======== Data records

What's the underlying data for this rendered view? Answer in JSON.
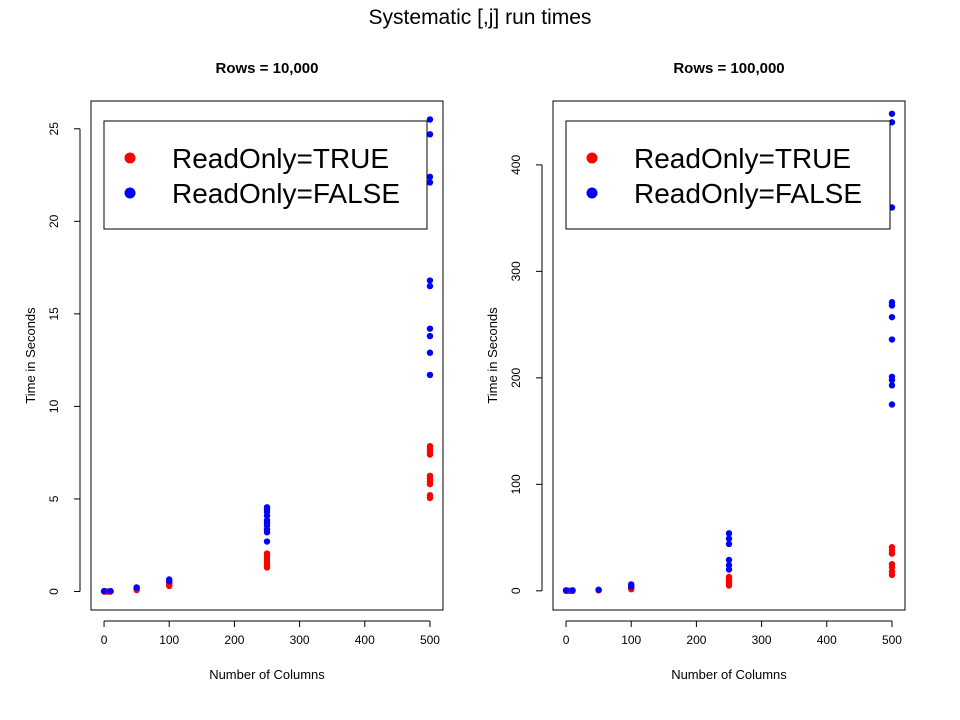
{
  "main_title": "Systematic [,j] run times",
  "colors": {
    "read_only_true": "#ff0000",
    "read_only_false": "#0000ff",
    "axis": "#000000"
  },
  "chart_data": [
    {
      "type": "scatter",
      "title": "Rows = 10,000",
      "xlabel": "Number of Columns",
      "ylabel": "Time in Seconds",
      "xlim": [
        -20,
        520
      ],
      "ylim": [
        -1,
        26.5
      ],
      "xticks": [
        0,
        100,
        200,
        300,
        400,
        500
      ],
      "yticks": [
        0,
        5,
        10,
        15,
        20,
        25
      ],
      "legend_position": "top-left",
      "grid": false,
      "series": [
        {
          "name": "ReadOnly=TRUE",
          "color": "#ff0000",
          "points": [
            [
              0,
              0.0
            ],
            [
              2,
              0.0
            ],
            [
              4,
              0.0
            ],
            [
              6,
              0.0
            ],
            [
              8,
              0.0
            ],
            [
              10,
              0.0
            ],
            [
              50,
              0.08
            ],
            [
              50,
              0.12
            ],
            [
              50,
              0.15
            ],
            [
              100,
              0.3
            ],
            [
              100,
              0.35
            ],
            [
              100,
              0.45
            ],
            [
              250,
              1.3
            ],
            [
              250,
              1.45
            ],
            [
              250,
              1.6
            ],
            [
              250,
              1.75
            ],
            [
              250,
              1.9
            ],
            [
              250,
              2.05
            ],
            [
              500,
              5.05
            ],
            [
              500,
              5.2
            ],
            [
              500,
              5.8
            ],
            [
              500,
              5.95
            ],
            [
              500,
              6.1
            ],
            [
              500,
              6.25
            ],
            [
              500,
              7.4
            ],
            [
              500,
              7.55
            ],
            [
              500,
              7.7
            ],
            [
              500,
              7.85
            ]
          ]
        },
        {
          "name": "ReadOnly=FALSE",
          "color": "#0000ff",
          "points": [
            [
              0,
              0.02
            ],
            [
              10,
              0.02
            ],
            [
              50,
              0.2
            ],
            [
              50,
              0.22
            ],
            [
              100,
              0.55
            ],
            [
              100,
              0.65
            ],
            [
              250,
              2.7
            ],
            [
              250,
              3.2
            ],
            [
              250,
              3.35
            ],
            [
              250,
              3.55
            ],
            [
              250,
              3.7
            ],
            [
              250,
              3.85
            ],
            [
              250,
              4.1
            ],
            [
              250,
              4.3
            ],
            [
              250,
              4.45
            ],
            [
              250,
              4.55
            ],
            [
              500,
              11.7
            ],
            [
              500,
              12.9
            ],
            [
              500,
              13.8
            ],
            [
              500,
              14.2
            ],
            [
              500,
              16.5
            ],
            [
              500,
              16.8
            ],
            [
              500,
              22.1
            ],
            [
              500,
              22.4
            ],
            [
              500,
              24.7
            ],
            [
              500,
              25.5
            ]
          ]
        }
      ]
    },
    {
      "type": "scatter",
      "title": "Rows = 100,000",
      "xlabel": "Number of Columns",
      "ylabel": "Time in Seconds",
      "xlim": [
        -20,
        520
      ],
      "ylim": [
        -18,
        460
      ],
      "xticks": [
        0,
        100,
        200,
        300,
        400,
        500
      ],
      "yticks": [
        0,
        100,
        200,
        300,
        400
      ],
      "legend_position": "top-left",
      "grid": false,
      "series": [
        {
          "name": "ReadOnly=TRUE",
          "color": "#ff0000",
          "points": [
            [
              0,
              0.0
            ],
            [
              2,
              0.0
            ],
            [
              4,
              0.0
            ],
            [
              6,
              0.0
            ],
            [
              8,
              0.0
            ],
            [
              10,
              0.0
            ],
            [
              50,
              0.5
            ],
            [
              50,
              1.0
            ],
            [
              100,
              1.5
            ],
            [
              100,
              3.0
            ],
            [
              250,
              5
            ],
            [
              250,
              7
            ],
            [
              250,
              9
            ],
            [
              250,
              11
            ],
            [
              250,
              13
            ],
            [
              500,
              15
            ],
            [
              500,
              18
            ],
            [
              500,
              22
            ],
            [
              500,
              25
            ],
            [
              500,
              35
            ],
            [
              500,
              38
            ],
            [
              500,
              41
            ]
          ]
        },
        {
          "name": "ReadOnly=FALSE",
          "color": "#0000ff",
          "points": [
            [
              0,
              0.5
            ],
            [
              10,
              0.5
            ],
            [
              50,
              1.0
            ],
            [
              100,
              4.0
            ],
            [
              100,
              6.0
            ],
            [
              250,
              20
            ],
            [
              250,
              24
            ],
            [
              250,
              29
            ],
            [
              250,
              44
            ],
            [
              250,
              49
            ],
            [
              250,
              54
            ],
            [
              500,
              175
            ],
            [
              500,
              193
            ],
            [
              500,
              198
            ],
            [
              500,
              201
            ],
            [
              500,
              236
            ],
            [
              500,
              257
            ],
            [
              500,
              268
            ],
            [
              500,
              271
            ],
            [
              500,
              360
            ],
            [
              500,
              440
            ],
            [
              500,
              448
            ]
          ]
        }
      ]
    }
  ]
}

================

Task brief
Each entry shown above must be quoted exactly, with its pictures left out.

Solved problem
What's the underlying data for this rendered view? Answer in JSON.
{
  "main_title": "Systematic [,j] run times",
  "colors": {
    "read_only_true": "#ff0000",
    "read_only_false": "#0000ff",
    "axis": "#000000"
  },
  "chart_data": [
    {
      "type": "scatter",
      "title": "Rows = 10,000",
      "xlabel": "Number of Columns",
      "ylabel": "Time in Seconds",
      "xlim": [
        -20,
        520
      ],
      "ylim": [
        -1,
        26.5
      ],
      "xticks": [
        0,
        100,
        200,
        300,
        400,
        500
      ],
      "yticks": [
        0,
        5,
        10,
        15,
        20,
        25
      ],
      "legend_position": "top-left",
      "grid": false,
      "series": [
        {
          "name": "ReadOnly=TRUE",
          "color": "#ff0000",
          "points": [
            [
              0,
              0.0
            ],
            [
              2,
              0.0
            ],
            [
              4,
              0.0
            ],
            [
              6,
              0.0
            ],
            [
              8,
              0.0
            ],
            [
              10,
              0.0
            ],
            [
              50,
              0.08
            ],
            [
              50,
              0.12
            ],
            [
              50,
              0.15
            ],
            [
              100,
              0.3
            ],
            [
              100,
              0.35
            ],
            [
              100,
              0.45
            ],
            [
              250,
              1.3
            ],
            [
              250,
              1.45
            ],
            [
              250,
              1.6
            ],
            [
              250,
              1.75
            ],
            [
              250,
              1.9
            ],
            [
              250,
              2.05
            ],
            [
              500,
              5.05
            ],
            [
              500,
              5.2
            ],
            [
              500,
              5.8
            ],
            [
              500,
              5.95
            ],
            [
              500,
              6.1
            ],
            [
              500,
              6.25
            ],
            [
              500,
              7.4
            ],
            [
              500,
              7.55
            ],
            [
              500,
              7.7
            ],
            [
              500,
              7.85
            ]
          ]
        },
        {
          "name": "ReadOnly=FALSE",
          "color": "#0000ff",
          "points": [
            [
              0,
              0.02
            ],
            [
              10,
              0.02
            ],
            [
              50,
              0.2
            ],
            [
              50,
              0.22
            ],
            [
              100,
              0.55
            ],
            [
              100,
              0.65
            ],
            [
              250,
              2.7
            ],
            [
              250,
              3.2
            ],
            [
              250,
              3.35
            ],
            [
              250,
              3.55
            ],
            [
              250,
              3.7
            ],
            [
              250,
              3.85
            ],
            [
              250,
              4.1
            ],
            [
              250,
              4.3
            ],
            [
              250,
              4.45
            ],
            [
              250,
              4.55
            ],
            [
              500,
              11.7
            ],
            [
              500,
              12.9
            ],
            [
              500,
              13.8
            ],
            [
              500,
              14.2
            ],
            [
              500,
              16.5
            ],
            [
              500,
              16.8
            ],
            [
              500,
              22.1
            ],
            [
              500,
              22.4
            ],
            [
              500,
              24.7
            ],
            [
              500,
              25.5
            ]
          ]
        }
      ]
    },
    {
      "type": "scatter",
      "title": "Rows = 100,000",
      "xlabel": "Number of Columns",
      "ylabel": "Time in Seconds",
      "xlim": [
        -20,
        520
      ],
      "ylim": [
        -18,
        460
      ],
      "xticks": [
        0,
        100,
        200,
        300,
        400,
        500
      ],
      "yticks": [
        0,
        100,
        200,
        300,
        400
      ],
      "legend_position": "top-left",
      "grid": false,
      "series": [
        {
          "name": "ReadOnly=TRUE",
          "color": "#ff0000",
          "points": [
            [
              0,
              0.0
            ],
            [
              2,
              0.0
            ],
            [
              4,
              0.0
            ],
            [
              6,
              0.0
            ],
            [
              8,
              0.0
            ],
            [
              10,
              0.0
            ],
            [
              50,
              0.5
            ],
            [
              50,
              1.0
            ],
            [
              100,
              1.5
            ],
            [
              100,
              3.0
            ],
            [
              250,
              5
            ],
            [
              250,
              7
            ],
            [
              250,
              9
            ],
            [
              250,
              11
            ],
            [
              250,
              13
            ],
            [
              500,
              15
            ],
            [
              500,
              18
            ],
            [
              500,
              22
            ],
            [
              500,
              25
            ],
            [
              500,
              35
            ],
            [
              500,
              38
            ],
            [
              500,
              41
            ]
          ]
        },
        {
          "name": "ReadOnly=FALSE",
          "color": "#0000ff",
          "points": [
            [
              0,
              0.5
            ],
            [
              10,
              0.5
            ],
            [
              50,
              1.0
            ],
            [
              100,
              4.0
            ],
            [
              100,
              6.0
            ],
            [
              250,
              20
            ],
            [
              250,
              24
            ],
            [
              250,
              29
            ],
            [
              250,
              44
            ],
            [
              250,
              49
            ],
            [
              250,
              54
            ],
            [
              500,
              175
            ],
            [
              500,
              193
            ],
            [
              500,
              198
            ],
            [
              500,
              201
            ],
            [
              500,
              236
            ],
            [
              500,
              257
            ],
            [
              500,
              268
            ],
            [
              500,
              271
            ],
            [
              500,
              360
            ],
            [
              500,
              440
            ],
            [
              500,
              448
            ]
          ]
        }
      ]
    }
  ]
}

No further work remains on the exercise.